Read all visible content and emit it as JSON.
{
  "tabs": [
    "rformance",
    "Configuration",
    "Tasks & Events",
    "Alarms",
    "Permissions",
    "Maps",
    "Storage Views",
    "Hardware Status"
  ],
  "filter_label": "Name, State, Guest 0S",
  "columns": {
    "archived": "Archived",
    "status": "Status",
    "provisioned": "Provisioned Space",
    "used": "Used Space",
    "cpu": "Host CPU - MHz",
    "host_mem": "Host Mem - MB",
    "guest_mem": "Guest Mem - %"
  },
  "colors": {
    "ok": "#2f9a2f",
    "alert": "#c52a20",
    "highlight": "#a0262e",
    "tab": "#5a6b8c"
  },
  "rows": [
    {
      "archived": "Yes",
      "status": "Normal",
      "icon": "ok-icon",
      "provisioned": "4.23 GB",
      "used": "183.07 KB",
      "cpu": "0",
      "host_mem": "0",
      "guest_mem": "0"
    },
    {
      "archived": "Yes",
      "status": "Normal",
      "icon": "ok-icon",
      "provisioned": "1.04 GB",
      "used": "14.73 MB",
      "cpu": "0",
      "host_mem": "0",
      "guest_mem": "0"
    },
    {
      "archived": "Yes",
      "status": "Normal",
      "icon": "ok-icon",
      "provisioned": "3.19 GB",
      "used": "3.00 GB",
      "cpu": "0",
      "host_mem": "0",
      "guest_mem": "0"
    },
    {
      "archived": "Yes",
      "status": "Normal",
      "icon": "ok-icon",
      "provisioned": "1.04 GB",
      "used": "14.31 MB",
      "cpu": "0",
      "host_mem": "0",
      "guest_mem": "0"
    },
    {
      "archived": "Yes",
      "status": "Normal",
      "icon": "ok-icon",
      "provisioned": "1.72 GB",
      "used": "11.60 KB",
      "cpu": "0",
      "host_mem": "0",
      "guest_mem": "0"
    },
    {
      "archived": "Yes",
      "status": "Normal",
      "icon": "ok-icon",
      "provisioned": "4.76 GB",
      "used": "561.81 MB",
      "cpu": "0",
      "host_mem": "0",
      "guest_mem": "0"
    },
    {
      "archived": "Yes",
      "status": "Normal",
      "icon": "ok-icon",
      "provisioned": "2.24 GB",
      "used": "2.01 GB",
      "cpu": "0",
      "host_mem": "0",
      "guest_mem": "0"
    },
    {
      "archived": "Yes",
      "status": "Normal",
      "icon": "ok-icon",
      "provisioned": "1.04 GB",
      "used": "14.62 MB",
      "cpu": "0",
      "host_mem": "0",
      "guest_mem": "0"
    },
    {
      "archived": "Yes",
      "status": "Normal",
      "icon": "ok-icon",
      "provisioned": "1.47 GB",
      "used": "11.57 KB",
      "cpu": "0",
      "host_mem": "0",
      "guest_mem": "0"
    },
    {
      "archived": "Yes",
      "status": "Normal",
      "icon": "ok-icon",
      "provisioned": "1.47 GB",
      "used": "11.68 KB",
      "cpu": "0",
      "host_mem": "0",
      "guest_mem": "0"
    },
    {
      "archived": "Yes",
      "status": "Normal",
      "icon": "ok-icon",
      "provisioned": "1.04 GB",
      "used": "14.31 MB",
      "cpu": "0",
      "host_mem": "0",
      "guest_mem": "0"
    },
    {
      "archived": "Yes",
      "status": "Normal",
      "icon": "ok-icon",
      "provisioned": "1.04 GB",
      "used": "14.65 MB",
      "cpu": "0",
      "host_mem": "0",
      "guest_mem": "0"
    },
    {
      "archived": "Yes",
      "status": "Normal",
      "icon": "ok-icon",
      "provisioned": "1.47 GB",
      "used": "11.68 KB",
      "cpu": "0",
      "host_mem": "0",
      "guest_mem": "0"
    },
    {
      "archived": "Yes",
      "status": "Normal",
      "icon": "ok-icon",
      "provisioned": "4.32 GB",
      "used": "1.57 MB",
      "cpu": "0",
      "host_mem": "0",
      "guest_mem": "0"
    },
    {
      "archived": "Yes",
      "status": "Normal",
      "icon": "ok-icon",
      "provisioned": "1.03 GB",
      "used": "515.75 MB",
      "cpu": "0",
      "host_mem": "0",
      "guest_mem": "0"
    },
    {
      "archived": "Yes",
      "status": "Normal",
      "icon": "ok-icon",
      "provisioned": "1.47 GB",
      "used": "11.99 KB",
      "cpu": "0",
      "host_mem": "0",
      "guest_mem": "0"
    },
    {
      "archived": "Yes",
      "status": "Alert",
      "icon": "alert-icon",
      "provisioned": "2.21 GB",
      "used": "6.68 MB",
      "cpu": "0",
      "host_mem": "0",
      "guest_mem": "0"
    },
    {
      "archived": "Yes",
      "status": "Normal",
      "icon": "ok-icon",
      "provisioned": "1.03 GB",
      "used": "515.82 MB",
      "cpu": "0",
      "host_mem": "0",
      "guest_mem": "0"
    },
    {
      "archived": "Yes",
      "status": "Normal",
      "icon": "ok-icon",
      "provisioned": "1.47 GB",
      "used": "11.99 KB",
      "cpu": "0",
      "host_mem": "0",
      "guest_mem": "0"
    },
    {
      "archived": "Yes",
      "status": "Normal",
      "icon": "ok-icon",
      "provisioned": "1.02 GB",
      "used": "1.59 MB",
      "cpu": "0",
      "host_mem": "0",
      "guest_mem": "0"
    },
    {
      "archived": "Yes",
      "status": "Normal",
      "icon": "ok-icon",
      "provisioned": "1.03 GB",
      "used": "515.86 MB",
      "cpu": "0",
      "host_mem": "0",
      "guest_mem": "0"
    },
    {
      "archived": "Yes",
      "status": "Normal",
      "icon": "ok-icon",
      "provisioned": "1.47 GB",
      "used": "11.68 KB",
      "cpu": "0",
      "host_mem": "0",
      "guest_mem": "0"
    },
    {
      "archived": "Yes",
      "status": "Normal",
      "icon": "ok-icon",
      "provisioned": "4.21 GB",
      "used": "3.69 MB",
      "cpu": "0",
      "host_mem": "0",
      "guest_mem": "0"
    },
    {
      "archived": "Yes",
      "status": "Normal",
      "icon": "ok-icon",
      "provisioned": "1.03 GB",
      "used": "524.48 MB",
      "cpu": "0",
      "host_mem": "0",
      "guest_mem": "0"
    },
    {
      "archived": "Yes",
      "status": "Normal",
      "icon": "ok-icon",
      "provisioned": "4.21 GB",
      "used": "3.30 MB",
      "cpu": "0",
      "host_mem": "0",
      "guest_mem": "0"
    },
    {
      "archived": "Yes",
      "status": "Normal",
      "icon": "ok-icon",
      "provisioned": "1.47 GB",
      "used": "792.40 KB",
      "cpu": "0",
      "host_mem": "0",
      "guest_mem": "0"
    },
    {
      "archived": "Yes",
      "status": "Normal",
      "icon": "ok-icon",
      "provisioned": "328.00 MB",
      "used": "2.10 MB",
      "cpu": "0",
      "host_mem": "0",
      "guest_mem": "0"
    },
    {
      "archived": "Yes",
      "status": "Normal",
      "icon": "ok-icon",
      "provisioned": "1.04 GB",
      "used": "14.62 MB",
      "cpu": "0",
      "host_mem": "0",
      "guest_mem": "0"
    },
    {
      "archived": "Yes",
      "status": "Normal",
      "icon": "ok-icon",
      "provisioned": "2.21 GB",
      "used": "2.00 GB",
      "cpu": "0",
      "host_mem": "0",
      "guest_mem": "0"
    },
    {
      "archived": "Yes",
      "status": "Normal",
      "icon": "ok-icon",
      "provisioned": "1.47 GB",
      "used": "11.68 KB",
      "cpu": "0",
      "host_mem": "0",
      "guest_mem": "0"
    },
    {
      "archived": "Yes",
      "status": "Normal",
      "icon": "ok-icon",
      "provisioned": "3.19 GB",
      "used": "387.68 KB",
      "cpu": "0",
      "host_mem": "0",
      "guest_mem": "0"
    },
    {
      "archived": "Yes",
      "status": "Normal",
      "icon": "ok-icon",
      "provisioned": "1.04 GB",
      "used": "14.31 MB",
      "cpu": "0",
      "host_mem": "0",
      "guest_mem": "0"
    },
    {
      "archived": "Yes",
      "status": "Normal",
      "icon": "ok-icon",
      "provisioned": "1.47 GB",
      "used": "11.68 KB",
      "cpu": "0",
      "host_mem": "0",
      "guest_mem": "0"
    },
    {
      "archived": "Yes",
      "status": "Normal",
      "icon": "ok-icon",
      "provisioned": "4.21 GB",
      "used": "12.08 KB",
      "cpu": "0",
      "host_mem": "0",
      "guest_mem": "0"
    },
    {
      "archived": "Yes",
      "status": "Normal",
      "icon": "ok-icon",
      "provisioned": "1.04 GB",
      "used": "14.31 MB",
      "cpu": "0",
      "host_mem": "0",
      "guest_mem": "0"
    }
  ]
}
________
Show every line from the listing above in which the string "Space" appears.

• Expected output:
    "provisioned": "Provisioned Space",
    "used": "Used Space",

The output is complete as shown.